→ **Entries provided**:
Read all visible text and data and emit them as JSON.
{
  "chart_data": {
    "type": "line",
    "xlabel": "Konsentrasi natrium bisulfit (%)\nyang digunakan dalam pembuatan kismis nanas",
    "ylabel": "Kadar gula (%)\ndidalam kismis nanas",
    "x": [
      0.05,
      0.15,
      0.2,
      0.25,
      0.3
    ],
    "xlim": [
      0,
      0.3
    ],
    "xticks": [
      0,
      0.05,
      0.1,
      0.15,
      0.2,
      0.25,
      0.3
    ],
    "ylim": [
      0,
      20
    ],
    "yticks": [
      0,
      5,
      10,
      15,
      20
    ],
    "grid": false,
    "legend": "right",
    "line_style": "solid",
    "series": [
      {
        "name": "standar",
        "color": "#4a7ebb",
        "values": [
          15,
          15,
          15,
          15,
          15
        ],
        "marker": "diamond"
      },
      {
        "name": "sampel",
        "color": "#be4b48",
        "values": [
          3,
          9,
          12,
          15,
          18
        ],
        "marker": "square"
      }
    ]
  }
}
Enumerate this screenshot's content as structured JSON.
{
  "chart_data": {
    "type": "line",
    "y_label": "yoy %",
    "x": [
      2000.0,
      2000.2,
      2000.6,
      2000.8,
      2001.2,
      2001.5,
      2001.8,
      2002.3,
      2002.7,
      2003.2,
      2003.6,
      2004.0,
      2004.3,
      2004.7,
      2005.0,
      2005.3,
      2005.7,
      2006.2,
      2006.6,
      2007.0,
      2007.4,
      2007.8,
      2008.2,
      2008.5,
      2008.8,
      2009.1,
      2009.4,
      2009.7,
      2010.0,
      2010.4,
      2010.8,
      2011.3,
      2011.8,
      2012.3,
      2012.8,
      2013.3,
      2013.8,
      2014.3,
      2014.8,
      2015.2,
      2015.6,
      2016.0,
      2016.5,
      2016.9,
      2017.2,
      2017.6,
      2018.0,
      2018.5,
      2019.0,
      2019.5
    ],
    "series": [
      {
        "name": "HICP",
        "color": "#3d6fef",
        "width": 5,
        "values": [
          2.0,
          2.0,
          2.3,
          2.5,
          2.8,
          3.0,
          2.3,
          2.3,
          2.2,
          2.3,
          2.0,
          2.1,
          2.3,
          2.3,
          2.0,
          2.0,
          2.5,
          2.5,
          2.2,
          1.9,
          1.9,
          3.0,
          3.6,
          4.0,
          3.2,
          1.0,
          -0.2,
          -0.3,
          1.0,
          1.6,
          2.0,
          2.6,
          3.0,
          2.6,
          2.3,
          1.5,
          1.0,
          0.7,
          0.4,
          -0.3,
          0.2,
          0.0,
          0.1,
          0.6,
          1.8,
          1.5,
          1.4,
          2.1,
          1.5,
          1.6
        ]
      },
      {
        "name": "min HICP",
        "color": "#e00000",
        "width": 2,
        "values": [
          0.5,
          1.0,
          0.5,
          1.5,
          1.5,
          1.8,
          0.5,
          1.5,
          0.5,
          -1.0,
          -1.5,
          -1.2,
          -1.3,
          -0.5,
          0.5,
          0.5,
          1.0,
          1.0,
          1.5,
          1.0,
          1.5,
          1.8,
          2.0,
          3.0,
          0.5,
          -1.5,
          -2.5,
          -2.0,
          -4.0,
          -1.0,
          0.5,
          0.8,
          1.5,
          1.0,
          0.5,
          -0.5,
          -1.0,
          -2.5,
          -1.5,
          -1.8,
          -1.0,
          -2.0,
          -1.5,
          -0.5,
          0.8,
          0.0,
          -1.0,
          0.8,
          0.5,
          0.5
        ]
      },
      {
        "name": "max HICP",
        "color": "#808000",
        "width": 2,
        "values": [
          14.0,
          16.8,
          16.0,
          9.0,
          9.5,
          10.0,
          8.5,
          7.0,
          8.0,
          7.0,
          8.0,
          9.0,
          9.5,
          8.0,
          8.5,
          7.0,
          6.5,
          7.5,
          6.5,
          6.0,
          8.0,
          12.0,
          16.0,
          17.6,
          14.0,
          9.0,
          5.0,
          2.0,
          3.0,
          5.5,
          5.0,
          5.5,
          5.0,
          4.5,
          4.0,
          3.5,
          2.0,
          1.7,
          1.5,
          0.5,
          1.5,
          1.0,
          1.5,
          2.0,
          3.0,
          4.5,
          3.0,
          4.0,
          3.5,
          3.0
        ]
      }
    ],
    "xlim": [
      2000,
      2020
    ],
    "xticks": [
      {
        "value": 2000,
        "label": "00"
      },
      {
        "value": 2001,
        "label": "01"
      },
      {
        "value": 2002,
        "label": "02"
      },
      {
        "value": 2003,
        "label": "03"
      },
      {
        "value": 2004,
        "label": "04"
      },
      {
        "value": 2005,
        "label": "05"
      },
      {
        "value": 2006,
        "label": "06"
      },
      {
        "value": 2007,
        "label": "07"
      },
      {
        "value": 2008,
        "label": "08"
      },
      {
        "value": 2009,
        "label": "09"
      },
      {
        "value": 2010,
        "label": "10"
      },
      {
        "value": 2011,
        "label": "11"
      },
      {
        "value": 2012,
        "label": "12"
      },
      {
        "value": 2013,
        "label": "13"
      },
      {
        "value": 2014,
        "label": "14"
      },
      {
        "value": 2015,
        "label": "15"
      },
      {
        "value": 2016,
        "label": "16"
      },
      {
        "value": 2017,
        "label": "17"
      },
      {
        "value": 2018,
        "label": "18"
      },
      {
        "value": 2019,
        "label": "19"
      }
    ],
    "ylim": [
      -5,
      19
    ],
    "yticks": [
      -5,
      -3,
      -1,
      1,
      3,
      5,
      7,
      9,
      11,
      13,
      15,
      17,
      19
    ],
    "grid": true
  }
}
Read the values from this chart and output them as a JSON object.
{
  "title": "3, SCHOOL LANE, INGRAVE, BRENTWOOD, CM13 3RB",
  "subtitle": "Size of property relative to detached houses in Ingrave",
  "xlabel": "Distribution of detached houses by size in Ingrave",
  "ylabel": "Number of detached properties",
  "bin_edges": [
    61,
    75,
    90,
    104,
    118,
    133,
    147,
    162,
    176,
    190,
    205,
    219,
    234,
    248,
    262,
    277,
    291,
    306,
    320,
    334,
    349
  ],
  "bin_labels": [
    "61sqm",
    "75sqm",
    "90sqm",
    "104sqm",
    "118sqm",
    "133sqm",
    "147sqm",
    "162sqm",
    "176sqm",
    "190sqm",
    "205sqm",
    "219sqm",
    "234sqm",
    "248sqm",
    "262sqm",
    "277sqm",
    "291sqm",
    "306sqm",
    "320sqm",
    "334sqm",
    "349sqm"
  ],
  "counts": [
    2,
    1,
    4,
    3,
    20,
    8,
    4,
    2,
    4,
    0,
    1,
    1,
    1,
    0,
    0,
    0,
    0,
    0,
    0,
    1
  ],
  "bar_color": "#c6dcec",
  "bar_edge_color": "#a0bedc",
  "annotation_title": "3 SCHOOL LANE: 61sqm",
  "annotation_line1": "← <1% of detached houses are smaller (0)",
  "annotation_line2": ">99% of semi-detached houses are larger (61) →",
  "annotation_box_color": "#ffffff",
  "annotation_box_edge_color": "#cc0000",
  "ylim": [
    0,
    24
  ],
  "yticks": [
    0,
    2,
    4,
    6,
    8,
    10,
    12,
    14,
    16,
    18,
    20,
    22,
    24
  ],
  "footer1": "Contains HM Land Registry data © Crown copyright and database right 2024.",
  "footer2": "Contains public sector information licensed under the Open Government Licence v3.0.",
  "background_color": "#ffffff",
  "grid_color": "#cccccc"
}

→ **What is required**:
Report only how many lines of the listing hold the word "Contains".

→ **Task solution**:
2